[Begin Data for the task]
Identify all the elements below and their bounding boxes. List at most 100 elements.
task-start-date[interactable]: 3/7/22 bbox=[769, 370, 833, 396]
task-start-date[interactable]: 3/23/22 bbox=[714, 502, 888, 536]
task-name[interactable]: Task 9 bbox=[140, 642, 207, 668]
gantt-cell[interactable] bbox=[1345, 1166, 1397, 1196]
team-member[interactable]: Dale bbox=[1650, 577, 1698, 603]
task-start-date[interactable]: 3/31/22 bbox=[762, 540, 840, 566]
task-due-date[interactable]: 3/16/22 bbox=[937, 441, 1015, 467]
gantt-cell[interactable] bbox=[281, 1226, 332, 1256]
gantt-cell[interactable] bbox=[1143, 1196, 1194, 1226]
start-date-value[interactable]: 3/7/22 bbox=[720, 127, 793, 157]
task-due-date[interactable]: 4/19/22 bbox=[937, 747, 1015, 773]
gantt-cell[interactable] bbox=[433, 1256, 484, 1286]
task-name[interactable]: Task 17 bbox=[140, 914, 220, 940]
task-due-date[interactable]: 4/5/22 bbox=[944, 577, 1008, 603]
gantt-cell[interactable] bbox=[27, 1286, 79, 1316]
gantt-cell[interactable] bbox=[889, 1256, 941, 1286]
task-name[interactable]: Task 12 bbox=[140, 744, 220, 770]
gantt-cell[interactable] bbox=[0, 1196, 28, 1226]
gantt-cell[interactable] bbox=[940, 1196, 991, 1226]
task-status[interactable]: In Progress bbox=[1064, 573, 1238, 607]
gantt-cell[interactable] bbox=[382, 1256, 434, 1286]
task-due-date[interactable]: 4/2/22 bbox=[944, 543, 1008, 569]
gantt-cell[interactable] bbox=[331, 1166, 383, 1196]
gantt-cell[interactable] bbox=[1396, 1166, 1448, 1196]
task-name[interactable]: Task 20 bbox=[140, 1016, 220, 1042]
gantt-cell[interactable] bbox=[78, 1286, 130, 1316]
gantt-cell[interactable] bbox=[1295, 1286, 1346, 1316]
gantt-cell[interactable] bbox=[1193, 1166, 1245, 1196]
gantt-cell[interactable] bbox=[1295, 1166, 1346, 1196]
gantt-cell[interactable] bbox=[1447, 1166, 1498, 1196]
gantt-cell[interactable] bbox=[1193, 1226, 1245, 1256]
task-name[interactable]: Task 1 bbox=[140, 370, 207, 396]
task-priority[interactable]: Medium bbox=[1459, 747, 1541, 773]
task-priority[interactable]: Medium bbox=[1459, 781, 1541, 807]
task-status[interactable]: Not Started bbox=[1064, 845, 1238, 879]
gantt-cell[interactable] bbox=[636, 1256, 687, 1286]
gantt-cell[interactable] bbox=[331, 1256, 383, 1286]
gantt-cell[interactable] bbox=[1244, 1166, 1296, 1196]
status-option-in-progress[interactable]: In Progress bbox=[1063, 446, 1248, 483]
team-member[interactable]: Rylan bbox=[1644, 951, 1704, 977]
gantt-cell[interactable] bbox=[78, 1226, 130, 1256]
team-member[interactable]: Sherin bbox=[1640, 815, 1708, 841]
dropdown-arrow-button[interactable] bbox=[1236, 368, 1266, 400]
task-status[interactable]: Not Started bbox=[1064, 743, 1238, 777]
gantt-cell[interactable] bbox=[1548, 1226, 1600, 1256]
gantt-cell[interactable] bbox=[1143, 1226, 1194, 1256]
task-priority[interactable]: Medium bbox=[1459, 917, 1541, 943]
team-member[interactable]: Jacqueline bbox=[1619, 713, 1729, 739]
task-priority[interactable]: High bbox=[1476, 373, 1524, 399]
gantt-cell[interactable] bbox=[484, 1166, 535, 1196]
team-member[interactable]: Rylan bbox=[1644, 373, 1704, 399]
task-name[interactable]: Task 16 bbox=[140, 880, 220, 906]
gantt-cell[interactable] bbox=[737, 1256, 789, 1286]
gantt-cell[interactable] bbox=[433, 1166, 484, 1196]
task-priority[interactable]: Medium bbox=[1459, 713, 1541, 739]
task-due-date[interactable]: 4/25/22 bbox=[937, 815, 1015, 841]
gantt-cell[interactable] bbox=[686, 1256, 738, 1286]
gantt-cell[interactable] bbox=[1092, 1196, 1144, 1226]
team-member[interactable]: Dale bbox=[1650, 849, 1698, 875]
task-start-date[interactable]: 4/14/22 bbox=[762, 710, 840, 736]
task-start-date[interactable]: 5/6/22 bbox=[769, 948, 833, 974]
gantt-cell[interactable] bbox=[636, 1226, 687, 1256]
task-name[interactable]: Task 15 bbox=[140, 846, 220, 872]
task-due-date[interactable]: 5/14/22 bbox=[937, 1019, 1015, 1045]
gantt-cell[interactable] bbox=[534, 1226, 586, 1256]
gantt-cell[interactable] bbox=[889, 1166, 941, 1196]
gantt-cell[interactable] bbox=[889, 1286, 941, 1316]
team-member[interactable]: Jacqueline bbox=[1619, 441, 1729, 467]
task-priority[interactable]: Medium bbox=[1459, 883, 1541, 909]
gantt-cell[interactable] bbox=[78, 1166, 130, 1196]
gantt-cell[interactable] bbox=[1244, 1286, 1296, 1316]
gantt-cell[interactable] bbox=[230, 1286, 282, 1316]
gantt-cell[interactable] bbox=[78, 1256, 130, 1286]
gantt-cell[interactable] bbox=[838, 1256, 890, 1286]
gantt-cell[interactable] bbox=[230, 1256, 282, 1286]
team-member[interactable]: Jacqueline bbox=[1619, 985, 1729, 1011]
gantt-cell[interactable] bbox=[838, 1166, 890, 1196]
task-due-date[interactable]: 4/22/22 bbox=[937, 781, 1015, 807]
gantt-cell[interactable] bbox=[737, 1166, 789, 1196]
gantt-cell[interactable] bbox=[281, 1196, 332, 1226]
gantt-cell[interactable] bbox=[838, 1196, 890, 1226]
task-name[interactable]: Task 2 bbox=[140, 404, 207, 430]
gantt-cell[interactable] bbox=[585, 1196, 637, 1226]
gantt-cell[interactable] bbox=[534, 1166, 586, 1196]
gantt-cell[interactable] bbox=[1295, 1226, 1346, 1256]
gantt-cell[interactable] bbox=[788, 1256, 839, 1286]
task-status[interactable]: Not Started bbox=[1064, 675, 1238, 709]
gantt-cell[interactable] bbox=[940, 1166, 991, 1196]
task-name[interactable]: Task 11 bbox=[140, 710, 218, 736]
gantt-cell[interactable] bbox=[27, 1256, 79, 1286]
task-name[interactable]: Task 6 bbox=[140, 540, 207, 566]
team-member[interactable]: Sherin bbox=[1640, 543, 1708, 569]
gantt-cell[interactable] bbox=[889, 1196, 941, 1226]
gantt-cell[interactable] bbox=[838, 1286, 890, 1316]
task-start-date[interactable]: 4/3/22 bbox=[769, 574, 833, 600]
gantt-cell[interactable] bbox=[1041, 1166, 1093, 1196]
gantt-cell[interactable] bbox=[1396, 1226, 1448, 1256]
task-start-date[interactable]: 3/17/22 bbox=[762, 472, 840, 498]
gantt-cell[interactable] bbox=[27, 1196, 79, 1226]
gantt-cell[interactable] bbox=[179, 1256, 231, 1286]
[End Data for the task]
*Work to complete:*
Copy out every line of the records above, word for word and in the same order.

*Task output:*
Identify all the elements below and their bounding boxes. List at most 100 elements.
task-start-date[interactable]: 3/7/22 bbox=[769, 370, 833, 396]
task-start-date[interactable]: 3/23/22 bbox=[714, 502, 888, 536]
task-name[interactable]: Task 9 bbox=[140, 642, 207, 668]
gantt-cell[interactable] bbox=[1345, 1166, 1397, 1196]
team-member[interactable]: Dale bbox=[1650, 577, 1698, 603]
task-start-date[interactable]: 3/31/22 bbox=[762, 540, 840, 566]
task-due-date[interactable]: 3/16/22 bbox=[937, 441, 1015, 467]
gantt-cell[interactable] bbox=[281, 1226, 332, 1256]
gantt-cell[interactable] bbox=[1143, 1196, 1194, 1226]
start-date-value[interactable]: 3/7/22 bbox=[720, 127, 793, 157]
task-due-date[interactable]: 4/19/22 bbox=[937, 747, 1015, 773]
gantt-cell[interactable] bbox=[433, 1256, 484, 1286]
task-name[interactable]: Task 17 bbox=[140, 914, 220, 940]
task-due-date[interactable]: 4/5/22 bbox=[944, 577, 1008, 603]
gantt-cell[interactable] bbox=[27, 1286, 79, 1316]
gantt-cell[interactable] bbox=[889, 1256, 941, 1286]
task-name[interactable]: Task 12 bbox=[140, 744, 220, 770]
gantt-cell[interactable] bbox=[0, 1196, 28, 1226]
gantt-cell[interactable] bbox=[940, 1196, 991, 1226]
task-status[interactable]: In Progress bbox=[1064, 573, 1238, 607]
gantt-cell[interactable] bbox=[382, 1256, 434, 1286]
task-due-date[interactable]: 4/2/22 bbox=[944, 543, 1008, 569]
gantt-cell[interactable] bbox=[331, 1166, 383, 1196]
gantt-cell[interactable] bbox=[1396, 1166, 1448, 1196]
task-name[interactable]: Task 20 bbox=[140, 1016, 220, 1042]
gantt-cell[interactable] bbox=[78, 1286, 130, 1316]
gantt-cell[interactable] bbox=[1295, 1286, 1346, 1316]
gantt-cell[interactable] bbox=[1193, 1166, 1245, 1196]
gantt-cell[interactable] bbox=[1295, 1166, 1346, 1196]
gantt-cell[interactable] bbox=[1447, 1166, 1498, 1196]
gantt-cell[interactable] bbox=[1193, 1226, 1245, 1256]
task-name[interactable]: Task 1 bbox=[140, 370, 207, 396]
task-priority[interactable]: Medium bbox=[1459, 747, 1541, 773]
task-priority[interactable]: Medium bbox=[1459, 781, 1541, 807]
task-status[interactable]: Not Started bbox=[1064, 845, 1238, 879]
gantt-cell[interactable] bbox=[636, 1256, 687, 1286]
gantt-cell[interactable] bbox=[331, 1256, 383, 1286]
gantt-cell[interactable] bbox=[1244, 1166, 1296, 1196]
status-option-in-progress[interactable]: In Progress bbox=[1063, 446, 1248, 483]
team-member[interactable]: Rylan bbox=[1644, 951, 1704, 977]
gantt-cell[interactable] bbox=[78, 1226, 130, 1256]
team-member[interactable]: Sherin bbox=[1640, 815, 1708, 841]
dropdown-arrow-button[interactable] bbox=[1236, 368, 1266, 400]
task-status[interactable]: Not Started bbox=[1064, 743, 1238, 777]
gantt-cell[interactable] bbox=[1548, 1226, 1600, 1256]
gantt-cell[interactable] bbox=[1143, 1226, 1194, 1256]
task-priority[interactable]: Medium bbox=[1459, 917, 1541, 943]
team-member[interactable]: Jacqueline bbox=[1619, 713, 1729, 739]
task-priority[interactable]: High bbox=[1476, 373, 1524, 399]
gantt-cell[interactable] bbox=[484, 1166, 535, 1196]
team-member[interactable]: Rylan bbox=[1644, 373, 1704, 399]
task-name[interactable]: Task 16 bbox=[140, 880, 220, 906]
gantt-cell[interactable] bbox=[737, 1256, 789, 1286]
gantt-cell[interactable] bbox=[433, 1166, 484, 1196]
task-priority[interactable]: Medium bbox=[1459, 713, 1541, 739]
task-due-date[interactable]: 4/25/22 bbox=[937, 815, 1015, 841]
gantt-cell[interactable] bbox=[686, 1256, 738, 1286]
gantt-cell[interactable] bbox=[1092, 1196, 1144, 1226]
team-member[interactable]: Dale bbox=[1650, 849, 1698, 875]
task-start-date[interactable]: 4/14/22 bbox=[762, 710, 840, 736]
task-start-date[interactable]: 5/6/22 bbox=[769, 948, 833, 974]
gantt-cell[interactable] bbox=[636, 1226, 687, 1256]
task-name[interactable]: Task 15 bbox=[140, 846, 220, 872]
task-due-date[interactable]: 5/14/22 bbox=[937, 1019, 1015, 1045]
gantt-cell[interactable] bbox=[534, 1226, 586, 1256]
gantt-cell[interactable] bbox=[889, 1166, 941, 1196]
gantt-cell[interactable] bbox=[889, 1286, 941, 1316]
team-member[interactable]: Jacqueline bbox=[1619, 441, 1729, 467]
task-priority[interactable]: Medium bbox=[1459, 883, 1541, 909]
gantt-cell[interactable] bbox=[78, 1166, 130, 1196]
gantt-cell[interactable] bbox=[1244, 1286, 1296, 1316]
gantt-cell[interactable] bbox=[230, 1286, 282, 1316]
gantt-cell[interactable] bbox=[78, 1256, 130, 1286]
gantt-cell[interactable] bbox=[838, 1256, 890, 1286]
gantt-cell[interactable] bbox=[230, 1256, 282, 1286]
team-member[interactable]: Jacqueline bbox=[1619, 985, 1729, 1011]
gantt-cell[interactable] bbox=[838, 1166, 890, 1196]
task-due-date[interactable]: 4/22/22 bbox=[937, 781, 1015, 807]
gantt-cell[interactable] bbox=[737, 1166, 789, 1196]
gantt-cell[interactable] bbox=[281, 1196, 332, 1226]
gantt-cell[interactable] bbox=[838, 1196, 890, 1226]
task-name[interactable]: Task 2 bbox=[140, 404, 207, 430]
gantt-cell[interactable] bbox=[585, 1196, 637, 1226]
gantt-cell[interactable] bbox=[534, 1166, 586, 1196]
gantt-cell[interactable] bbox=[1295, 1226, 1346, 1256]
gantt-cell[interactable] bbox=[788, 1256, 839, 1286]
task-status[interactable]: Not Started bbox=[1064, 675, 1238, 709]
gantt-cell[interactable] bbox=[940, 1166, 991, 1196]
task-name[interactable]: Task 11 bbox=[140, 710, 218, 736]
gantt-cell[interactable] bbox=[27, 1256, 79, 1286]
task-name[interactable]: Task 6 bbox=[140, 540, 207, 566]
team-member[interactable]: Sherin bbox=[1640, 543, 1708, 569]
gantt-cell[interactable] bbox=[889, 1196, 941, 1226]
gantt-cell[interactable] bbox=[838, 1286, 890, 1316]
task-start-date[interactable]: 4/3/22 bbox=[769, 574, 833, 600]
gantt-cell[interactable] bbox=[1041, 1166, 1093, 1196]
gantt-cell[interactable] bbox=[1396, 1226, 1448, 1256]
task-start-date[interactable]: 3/17/22 bbox=[762, 472, 840, 498]
gantt-cell[interactable] bbox=[27, 1196, 79, 1226]
gantt-cell[interactable] bbox=[179, 1256, 231, 1286]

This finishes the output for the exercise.